Where in the material does the word "metabolic" appear? Copy each line that has it.

*** Material to process ***

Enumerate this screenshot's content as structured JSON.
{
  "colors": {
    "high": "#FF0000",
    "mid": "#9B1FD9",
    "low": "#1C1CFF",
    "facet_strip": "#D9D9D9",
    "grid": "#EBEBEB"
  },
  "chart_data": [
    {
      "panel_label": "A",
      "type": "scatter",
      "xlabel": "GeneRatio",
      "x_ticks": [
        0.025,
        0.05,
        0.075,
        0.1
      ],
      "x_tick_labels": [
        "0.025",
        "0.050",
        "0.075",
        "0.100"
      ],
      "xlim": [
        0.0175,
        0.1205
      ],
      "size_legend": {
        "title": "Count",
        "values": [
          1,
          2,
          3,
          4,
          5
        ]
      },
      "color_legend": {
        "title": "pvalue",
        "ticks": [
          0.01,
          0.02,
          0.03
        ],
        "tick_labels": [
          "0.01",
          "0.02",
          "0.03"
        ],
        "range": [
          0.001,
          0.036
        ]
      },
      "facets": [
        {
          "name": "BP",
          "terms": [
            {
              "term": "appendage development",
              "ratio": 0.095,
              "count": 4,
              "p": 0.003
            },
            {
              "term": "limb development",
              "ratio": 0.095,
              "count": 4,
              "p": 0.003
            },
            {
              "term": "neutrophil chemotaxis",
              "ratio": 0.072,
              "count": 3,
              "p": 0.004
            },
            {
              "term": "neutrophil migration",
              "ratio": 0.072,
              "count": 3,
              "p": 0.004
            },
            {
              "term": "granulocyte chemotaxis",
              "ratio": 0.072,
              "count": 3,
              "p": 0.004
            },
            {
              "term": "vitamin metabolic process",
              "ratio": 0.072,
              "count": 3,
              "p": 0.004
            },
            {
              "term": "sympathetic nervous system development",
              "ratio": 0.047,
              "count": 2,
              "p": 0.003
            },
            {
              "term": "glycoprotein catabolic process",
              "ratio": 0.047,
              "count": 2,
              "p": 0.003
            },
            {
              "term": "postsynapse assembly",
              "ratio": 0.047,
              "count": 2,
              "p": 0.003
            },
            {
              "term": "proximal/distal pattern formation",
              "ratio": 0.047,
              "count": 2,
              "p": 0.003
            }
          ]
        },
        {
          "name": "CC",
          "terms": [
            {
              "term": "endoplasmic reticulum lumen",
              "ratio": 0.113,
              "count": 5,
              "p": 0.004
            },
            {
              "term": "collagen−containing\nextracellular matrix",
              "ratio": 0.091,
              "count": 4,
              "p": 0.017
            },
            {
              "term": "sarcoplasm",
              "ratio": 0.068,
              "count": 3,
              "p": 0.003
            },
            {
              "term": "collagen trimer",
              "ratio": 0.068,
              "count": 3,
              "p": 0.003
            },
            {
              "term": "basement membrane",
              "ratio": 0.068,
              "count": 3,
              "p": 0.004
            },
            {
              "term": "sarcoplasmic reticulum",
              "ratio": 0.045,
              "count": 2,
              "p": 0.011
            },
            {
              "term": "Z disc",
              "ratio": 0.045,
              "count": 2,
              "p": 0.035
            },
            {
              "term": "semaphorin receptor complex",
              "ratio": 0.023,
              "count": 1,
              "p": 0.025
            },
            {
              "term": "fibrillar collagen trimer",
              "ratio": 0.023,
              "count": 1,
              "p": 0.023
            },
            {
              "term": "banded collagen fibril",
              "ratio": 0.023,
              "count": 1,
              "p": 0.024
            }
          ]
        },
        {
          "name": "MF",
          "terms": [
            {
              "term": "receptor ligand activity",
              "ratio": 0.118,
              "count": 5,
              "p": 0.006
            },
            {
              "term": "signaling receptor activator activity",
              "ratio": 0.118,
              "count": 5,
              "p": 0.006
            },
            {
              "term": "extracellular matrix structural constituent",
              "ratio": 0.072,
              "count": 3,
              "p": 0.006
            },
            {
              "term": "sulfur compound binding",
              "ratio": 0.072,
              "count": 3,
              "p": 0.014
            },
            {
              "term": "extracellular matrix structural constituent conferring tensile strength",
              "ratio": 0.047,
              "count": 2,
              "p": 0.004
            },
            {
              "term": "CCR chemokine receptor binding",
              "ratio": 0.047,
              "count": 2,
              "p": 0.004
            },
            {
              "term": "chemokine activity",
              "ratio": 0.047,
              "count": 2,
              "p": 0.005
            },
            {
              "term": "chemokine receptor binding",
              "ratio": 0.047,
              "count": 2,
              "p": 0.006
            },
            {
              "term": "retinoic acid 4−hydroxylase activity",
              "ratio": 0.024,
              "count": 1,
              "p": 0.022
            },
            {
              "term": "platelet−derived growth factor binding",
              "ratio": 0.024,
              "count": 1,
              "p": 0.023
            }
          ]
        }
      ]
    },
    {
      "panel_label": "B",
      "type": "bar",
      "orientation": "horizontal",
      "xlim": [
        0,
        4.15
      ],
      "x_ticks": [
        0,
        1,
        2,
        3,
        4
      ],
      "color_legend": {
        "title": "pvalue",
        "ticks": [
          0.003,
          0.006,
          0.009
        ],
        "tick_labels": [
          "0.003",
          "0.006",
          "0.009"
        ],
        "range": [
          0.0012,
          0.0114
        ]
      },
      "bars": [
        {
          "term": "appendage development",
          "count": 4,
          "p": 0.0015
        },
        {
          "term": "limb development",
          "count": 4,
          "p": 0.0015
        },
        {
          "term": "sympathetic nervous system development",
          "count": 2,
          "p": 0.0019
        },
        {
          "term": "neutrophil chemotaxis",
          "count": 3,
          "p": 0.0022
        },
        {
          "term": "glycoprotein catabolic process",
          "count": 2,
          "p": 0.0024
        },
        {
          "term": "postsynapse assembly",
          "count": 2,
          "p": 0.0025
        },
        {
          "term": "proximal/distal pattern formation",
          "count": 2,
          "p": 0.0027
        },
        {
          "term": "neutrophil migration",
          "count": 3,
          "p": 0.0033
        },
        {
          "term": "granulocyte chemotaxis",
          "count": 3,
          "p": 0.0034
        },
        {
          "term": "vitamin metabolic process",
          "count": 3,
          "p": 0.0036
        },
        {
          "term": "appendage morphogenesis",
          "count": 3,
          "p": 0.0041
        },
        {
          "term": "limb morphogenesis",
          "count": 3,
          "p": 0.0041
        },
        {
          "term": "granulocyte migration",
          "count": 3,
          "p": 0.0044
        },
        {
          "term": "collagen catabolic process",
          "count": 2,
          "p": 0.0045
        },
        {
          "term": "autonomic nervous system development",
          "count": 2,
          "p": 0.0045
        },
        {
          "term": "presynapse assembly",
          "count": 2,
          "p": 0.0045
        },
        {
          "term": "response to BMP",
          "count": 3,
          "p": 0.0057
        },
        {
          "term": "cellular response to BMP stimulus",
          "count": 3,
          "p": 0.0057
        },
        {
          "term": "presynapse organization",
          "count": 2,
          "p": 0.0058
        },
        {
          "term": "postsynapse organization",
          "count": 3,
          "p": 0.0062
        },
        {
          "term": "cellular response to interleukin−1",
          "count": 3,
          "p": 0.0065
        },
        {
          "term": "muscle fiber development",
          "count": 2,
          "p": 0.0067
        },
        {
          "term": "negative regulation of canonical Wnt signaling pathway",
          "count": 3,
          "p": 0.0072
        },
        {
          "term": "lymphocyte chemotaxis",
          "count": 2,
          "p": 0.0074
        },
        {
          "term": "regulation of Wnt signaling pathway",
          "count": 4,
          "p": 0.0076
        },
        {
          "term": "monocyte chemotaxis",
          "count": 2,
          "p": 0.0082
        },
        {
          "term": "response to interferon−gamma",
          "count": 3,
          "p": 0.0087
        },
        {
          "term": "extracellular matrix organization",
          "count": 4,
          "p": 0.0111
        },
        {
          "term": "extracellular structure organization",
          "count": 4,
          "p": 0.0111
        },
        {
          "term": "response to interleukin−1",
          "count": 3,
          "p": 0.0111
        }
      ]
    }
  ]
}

***

(Solution to the problem):
              "term": "vitamin metabolic process",
          "term": "vitamin metabolic process",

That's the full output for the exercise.